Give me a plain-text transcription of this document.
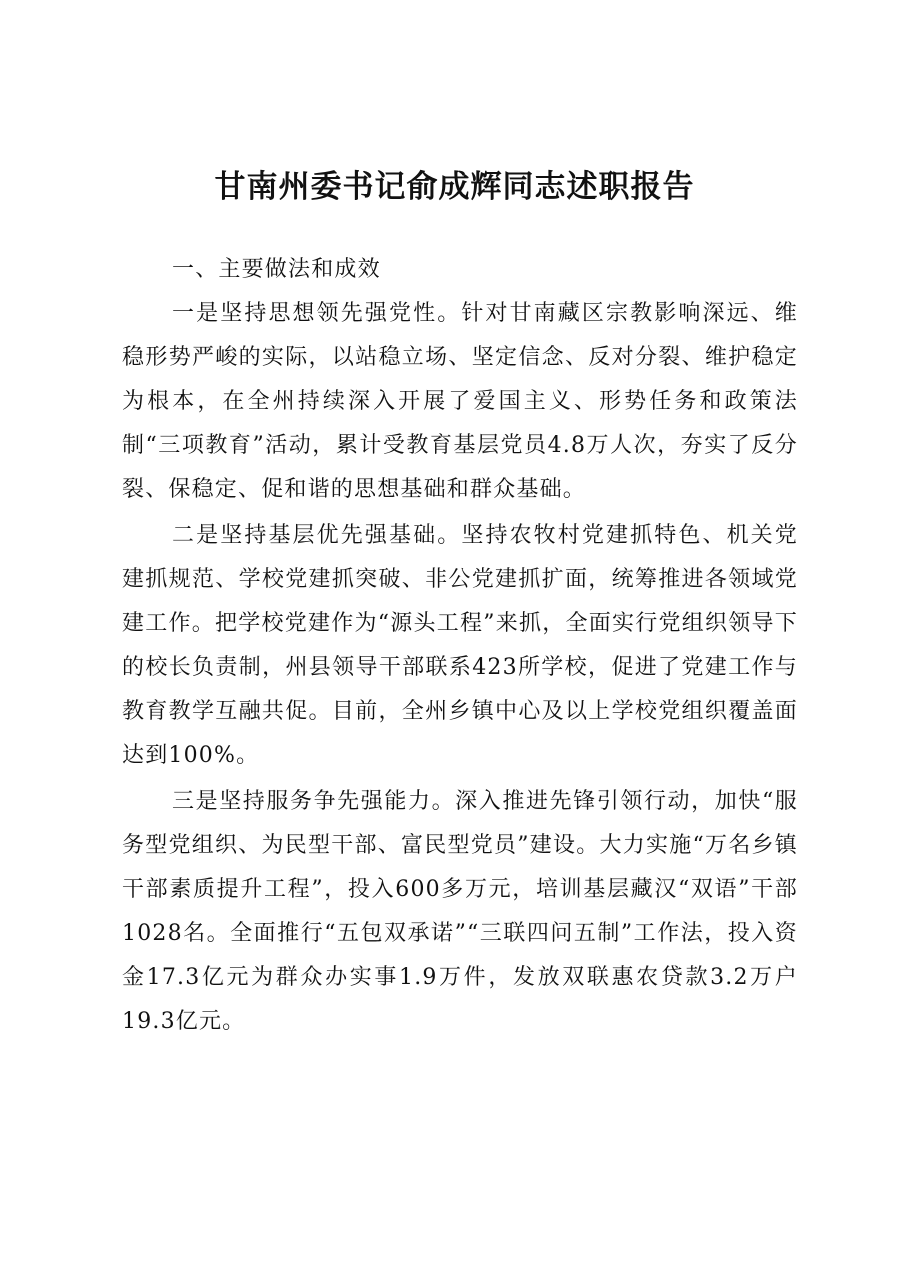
甘南州委书记俞成辉同志述职报告

一、主要做法和成效

一是坚持思想领先强党性。针对甘南藏区宗教影响深远、维稳形势严峻的实际，以站稳立场、坚定信念、反对分裂、维护稳定为根本，在全州持续深入开展了爱国主义、形势任务和政策法制“三项教育”活动，累计受教育基层党员4.8万人次，夯实了反分裂、保稳定、促和谐的思想基础和群众基础。

二是坚持基层优先强基础。坚持农牧村党建抓特色、机关党建抓规范、学校党建抓突破、非公党建抓扩面，统筹推进各领域党建工作。把学校党建作为“源头工程”来抓，全面实行党组织领导下的校长负责制，州县领导干部联系423所学校，促进了党建工作与教育教学互融共促。目前，全州乡镇中心及以上学校党组织覆盖面达到100%。

三是坚持服务争先强能力。深入推进先锋引领行动，加快“服务型党组织、为民型干部、富民型党员”建设。大力实施“万名乡镇干部素质提升工程”，投入600多万元，培训基层藏汉“双语”干部1028名。全面推行“五包双承诺”“三联四问五制”工作法，投入资金17.3亿元为群众办实事1.9万件，发放双联惠农贷款3.2万户19.3亿元。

★ ★ ★ ★ ★ ★ ★

THE PROBLEM
Give back all entries exactly. No pictures belong in the copy.

ANSWER FOR THIS EXERCISE
Give me a plain-text transcription of this document.
甘南州委书记俞成辉同志述职报告

一、主要做法和成效

一是坚持思想领先强党性。针对甘南藏区宗教影响深远、维稳形势严峻的实际，以站稳立场、坚定信念、反对分裂、维护稳定为根本，在全州持续深入开展了爱国主义、形势任务和政策法制“三项教育”活动，累计受教育基层党员4.8万人次，夯实了反分裂、保稳定、促和谐的思想基础和群众基础。

二是坚持基层优先强基础。坚持农牧村党建抓特色、机关党建抓规范、学校党建抓突破、非公党建抓扩面，统筹推进各领域党建工作。把学校党建作为“源头工程”来抓，全面实行党组织领导下的校长负责制，州县领导干部联系423所学校，促进了党建工作与教育教学互融共促。目前，全州乡镇中心及以上学校党组织覆盖面达到100%。

三是坚持服务争先强能力。深入推进先锋引领行动，加快“服务型党组织、为民型干部、富民型党员”建设。大力实施“万名乡镇干部素质提升工程”，投入600多万元，培训基层藏汉“双语”干部1028名。全面推行“五包双承诺”“三联四问五制”工作法，投入资金17.3亿元为群众办实事1.9万件，发放双联惠农贷款3.2万户19.3亿元。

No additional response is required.